* EXTRACT TO READ:
________________________

The instructions I gave were very simple.  ‘Say the word bounce out loud the instant you see the ball hit the court and the word hit the instant the ball makes contact with the racket—either racket.’  . . .  As the student said ‘bounce . . . hit . . . bounce . . . hit . . . bounce . . . hit . . . bounce,’ not only would it keep his eyes focused on four very key positions of the ball during each exchange, but the hearing of the rhythm and cadence of the bouncing and hitting of the ball seemed to hold the attention for longer periods of time.

The results were the same as with any effective focus.  The exercise would give the player better feedback from the ball and, at the same time, help clear his mind of distractions.  It’s hard to be saying ‘bounce-hit’ and at the same time overinstructing yourself, trying too hard or worrying about the score.

W. Timothy Gallwey — The Inner Game of Tennis,  pp. 85-86

Note the resonance with artistic techniques such as Sanford Meisner’s Repetition Exercise that employ a procedure to direct the mind elsewhere, so that our impulses can arise naturally, not artificially.

Lest we view these techniques as relevant only to beginners, watch the video below, in which I swear we can hear Novak Djokovic employing the “bounce-hit” technique in a point against Roger Federer in the 2014 Wimbledon finals.  (Djokovic won the point and the match.)

 Thank you for reading.

Creative Process Part 2 supplement — The Reader's Journal Exercise

Vladimir Nabokov.  Image via

Vladimir Nabokov.  Image via


We’ve been exploring creative process through the lens of jazz trumpeter Clark Terry’s formulation, “Imitate, assimilate, innovate.”

The last two posts have focused on acting teacher Sanford Meisner’s famous Repetition Excercise.  We saw Meisner and then acting coach Jack Waltzer state that the value of this exercise, rooted in imitation, is that it gets us out of our own head.  We focus elsewhere and thus clear the way for our impulses to emerge naturally (instead of artificially as the result of overthinking).

Hold that thought and consider the following quote from Vladimir Nabokov.

“A wise reader reads the book of genius not with his heart, not so much with his brain, but with his spine.”

Vladimir Nabokov, “Good Readers and Good Writers”

________________________

* RECORD LIST:
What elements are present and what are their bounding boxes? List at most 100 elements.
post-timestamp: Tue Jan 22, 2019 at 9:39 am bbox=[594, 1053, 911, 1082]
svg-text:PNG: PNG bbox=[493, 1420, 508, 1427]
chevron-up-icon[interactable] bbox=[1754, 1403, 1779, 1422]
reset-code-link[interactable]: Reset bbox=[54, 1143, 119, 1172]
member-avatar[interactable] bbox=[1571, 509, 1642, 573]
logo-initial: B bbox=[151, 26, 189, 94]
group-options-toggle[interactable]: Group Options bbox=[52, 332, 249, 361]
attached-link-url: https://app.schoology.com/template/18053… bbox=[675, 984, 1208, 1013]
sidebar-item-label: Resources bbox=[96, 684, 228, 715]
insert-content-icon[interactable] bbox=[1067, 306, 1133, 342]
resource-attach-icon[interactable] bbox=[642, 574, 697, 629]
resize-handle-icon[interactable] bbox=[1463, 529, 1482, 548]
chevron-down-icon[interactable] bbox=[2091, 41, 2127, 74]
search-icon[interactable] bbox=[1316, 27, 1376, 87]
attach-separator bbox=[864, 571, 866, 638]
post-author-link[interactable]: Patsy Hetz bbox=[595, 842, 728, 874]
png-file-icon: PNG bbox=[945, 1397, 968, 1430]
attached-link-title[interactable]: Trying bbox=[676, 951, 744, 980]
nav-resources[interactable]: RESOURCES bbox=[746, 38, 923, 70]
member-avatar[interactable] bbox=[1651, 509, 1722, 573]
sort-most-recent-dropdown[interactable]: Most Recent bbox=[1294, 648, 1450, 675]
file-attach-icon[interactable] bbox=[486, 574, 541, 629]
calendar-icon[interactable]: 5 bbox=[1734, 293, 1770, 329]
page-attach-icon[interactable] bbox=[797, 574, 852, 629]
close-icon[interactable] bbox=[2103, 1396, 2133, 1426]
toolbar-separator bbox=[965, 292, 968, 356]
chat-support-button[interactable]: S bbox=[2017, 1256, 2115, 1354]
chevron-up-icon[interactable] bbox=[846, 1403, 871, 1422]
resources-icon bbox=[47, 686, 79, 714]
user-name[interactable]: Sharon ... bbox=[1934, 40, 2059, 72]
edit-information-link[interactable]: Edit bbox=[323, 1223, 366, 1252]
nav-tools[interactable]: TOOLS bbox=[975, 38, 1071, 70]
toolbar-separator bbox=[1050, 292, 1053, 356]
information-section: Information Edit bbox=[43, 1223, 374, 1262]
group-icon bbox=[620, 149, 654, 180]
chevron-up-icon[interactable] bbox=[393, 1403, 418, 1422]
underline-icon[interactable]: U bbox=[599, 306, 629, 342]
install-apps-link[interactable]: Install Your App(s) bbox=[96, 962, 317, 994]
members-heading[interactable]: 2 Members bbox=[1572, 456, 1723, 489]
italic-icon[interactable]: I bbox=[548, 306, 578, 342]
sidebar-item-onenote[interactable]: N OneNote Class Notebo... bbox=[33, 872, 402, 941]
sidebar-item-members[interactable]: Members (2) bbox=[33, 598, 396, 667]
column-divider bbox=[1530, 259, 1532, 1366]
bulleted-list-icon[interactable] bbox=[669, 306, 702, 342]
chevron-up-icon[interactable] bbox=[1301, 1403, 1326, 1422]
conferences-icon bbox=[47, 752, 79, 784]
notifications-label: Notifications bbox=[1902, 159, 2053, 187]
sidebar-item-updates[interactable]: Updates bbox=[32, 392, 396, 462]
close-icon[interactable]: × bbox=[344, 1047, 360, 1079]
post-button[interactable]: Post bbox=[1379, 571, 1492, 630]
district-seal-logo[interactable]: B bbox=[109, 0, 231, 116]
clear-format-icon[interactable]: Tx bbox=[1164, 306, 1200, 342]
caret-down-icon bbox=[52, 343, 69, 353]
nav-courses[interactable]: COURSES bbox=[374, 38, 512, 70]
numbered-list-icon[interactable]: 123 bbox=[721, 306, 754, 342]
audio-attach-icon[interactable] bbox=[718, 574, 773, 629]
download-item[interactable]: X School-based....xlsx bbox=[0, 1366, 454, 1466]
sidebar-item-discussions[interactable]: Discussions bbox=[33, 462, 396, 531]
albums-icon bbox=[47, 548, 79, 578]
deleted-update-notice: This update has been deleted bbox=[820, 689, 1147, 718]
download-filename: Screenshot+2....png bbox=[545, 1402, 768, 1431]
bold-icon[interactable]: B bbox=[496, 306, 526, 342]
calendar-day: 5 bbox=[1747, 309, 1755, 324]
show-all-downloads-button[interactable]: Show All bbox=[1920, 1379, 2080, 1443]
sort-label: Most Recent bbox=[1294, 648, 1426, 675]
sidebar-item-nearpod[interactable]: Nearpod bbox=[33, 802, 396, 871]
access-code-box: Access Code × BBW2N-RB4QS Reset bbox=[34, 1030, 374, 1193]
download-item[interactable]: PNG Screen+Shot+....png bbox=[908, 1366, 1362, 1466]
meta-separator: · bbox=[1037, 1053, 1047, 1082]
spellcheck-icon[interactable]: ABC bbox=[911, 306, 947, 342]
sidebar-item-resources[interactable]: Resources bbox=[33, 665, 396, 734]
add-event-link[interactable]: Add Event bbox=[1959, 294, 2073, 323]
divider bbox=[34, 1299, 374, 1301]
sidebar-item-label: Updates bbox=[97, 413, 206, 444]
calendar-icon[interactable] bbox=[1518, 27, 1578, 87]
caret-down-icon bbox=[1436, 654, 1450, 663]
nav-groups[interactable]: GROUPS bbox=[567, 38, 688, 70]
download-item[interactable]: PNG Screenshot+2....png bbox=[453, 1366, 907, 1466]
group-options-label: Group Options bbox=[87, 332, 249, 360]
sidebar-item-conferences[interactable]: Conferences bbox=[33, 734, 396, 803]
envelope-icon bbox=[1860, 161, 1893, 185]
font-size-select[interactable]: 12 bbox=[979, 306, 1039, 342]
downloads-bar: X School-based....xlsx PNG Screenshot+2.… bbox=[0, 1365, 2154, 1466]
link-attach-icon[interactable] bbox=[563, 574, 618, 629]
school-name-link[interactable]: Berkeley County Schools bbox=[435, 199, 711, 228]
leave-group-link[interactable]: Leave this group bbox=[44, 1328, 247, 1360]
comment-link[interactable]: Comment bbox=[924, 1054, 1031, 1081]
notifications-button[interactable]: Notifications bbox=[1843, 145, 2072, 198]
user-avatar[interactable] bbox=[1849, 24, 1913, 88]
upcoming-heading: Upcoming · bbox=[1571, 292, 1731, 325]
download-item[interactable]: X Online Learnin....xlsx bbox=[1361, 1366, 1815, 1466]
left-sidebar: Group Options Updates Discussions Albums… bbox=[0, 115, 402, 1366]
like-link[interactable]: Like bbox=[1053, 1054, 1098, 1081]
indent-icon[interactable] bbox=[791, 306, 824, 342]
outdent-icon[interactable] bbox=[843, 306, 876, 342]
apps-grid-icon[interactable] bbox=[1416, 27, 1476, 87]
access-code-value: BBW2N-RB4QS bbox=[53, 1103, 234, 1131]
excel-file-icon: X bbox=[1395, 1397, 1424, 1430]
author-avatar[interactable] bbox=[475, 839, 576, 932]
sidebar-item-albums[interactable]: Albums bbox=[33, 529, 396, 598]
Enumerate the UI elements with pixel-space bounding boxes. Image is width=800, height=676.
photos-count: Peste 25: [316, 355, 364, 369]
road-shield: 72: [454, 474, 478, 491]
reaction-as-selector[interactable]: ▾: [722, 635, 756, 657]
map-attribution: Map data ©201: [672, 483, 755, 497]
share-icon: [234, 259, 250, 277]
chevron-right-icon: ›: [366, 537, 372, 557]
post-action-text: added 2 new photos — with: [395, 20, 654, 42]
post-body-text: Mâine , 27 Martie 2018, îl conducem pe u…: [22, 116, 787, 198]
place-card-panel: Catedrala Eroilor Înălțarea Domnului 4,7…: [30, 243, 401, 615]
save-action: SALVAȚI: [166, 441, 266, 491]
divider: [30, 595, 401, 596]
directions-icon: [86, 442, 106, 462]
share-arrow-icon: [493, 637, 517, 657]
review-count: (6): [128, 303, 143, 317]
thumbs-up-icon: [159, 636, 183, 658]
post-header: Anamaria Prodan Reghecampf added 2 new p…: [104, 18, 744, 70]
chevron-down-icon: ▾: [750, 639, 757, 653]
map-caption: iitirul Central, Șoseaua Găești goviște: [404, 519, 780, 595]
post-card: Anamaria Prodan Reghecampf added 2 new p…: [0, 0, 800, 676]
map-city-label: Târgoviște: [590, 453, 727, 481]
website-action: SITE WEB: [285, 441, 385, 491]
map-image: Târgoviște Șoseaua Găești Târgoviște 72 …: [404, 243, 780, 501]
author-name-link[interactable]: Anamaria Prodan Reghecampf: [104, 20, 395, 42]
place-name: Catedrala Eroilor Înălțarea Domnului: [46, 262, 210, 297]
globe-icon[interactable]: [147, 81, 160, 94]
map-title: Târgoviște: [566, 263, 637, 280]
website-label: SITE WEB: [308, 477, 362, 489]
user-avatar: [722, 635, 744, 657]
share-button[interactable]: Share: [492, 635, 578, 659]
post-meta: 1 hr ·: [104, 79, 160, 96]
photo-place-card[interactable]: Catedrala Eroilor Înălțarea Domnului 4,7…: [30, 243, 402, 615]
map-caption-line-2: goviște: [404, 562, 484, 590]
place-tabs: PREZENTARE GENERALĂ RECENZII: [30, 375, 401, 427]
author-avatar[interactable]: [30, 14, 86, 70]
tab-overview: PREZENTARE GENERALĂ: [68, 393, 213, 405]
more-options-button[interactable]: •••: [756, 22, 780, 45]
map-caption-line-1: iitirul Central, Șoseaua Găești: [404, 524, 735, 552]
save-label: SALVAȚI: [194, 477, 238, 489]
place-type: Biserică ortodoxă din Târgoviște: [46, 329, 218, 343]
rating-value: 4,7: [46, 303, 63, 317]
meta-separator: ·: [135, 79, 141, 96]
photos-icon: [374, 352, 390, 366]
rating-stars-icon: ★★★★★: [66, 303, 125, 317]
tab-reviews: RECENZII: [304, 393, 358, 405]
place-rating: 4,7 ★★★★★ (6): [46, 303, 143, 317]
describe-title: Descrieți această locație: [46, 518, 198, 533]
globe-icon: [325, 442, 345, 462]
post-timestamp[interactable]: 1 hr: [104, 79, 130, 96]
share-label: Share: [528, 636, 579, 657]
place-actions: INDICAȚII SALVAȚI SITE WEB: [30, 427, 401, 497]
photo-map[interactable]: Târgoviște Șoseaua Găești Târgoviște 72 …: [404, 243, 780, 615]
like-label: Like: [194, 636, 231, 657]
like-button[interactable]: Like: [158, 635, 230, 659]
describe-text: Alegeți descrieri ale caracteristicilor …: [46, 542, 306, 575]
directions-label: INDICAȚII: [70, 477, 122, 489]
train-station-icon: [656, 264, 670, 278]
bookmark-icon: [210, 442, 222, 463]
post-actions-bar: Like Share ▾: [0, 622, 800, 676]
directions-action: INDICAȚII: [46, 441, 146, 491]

________________________

* COMPLETE THE FOLLOWING:
1. In the excerpt on the bounce-hit exercise, which player does the author say can be heard using the technique in a 2014 Wimbledon finals point?
2. Return everything in the excerpt on the bounce-hit exercise from "Creative Process Part" down to "from Vladimir Nabokov.", copied word for word.

* RESULTS IN ORDER:
1. Novak Djokovic

2.
Creative Process Part 2 supplement — The Reader's Journal Exercise

Vladimir Nabokov.  Image via

Vladimir Nabokov.  Image via


We’ve been exploring creative process through the lens of jazz trumpeter Clark Terry’s formulation, “Imitate, assimilate, innovate.”

The last two posts have focused on acting teacher Sanford Meisner’s famous Repetition Excercise.  We saw Meisner and then acting coach Jack Waltzer state that the value of this exercise, rooted in imitation, is that it gets us out of our own head.  We focus elsewhere and thus clear the way for our impulses to emerge naturally (instead of artificially as the result of overthinking).

Hold that thought and consider the following quote from Vladimir Nabokov.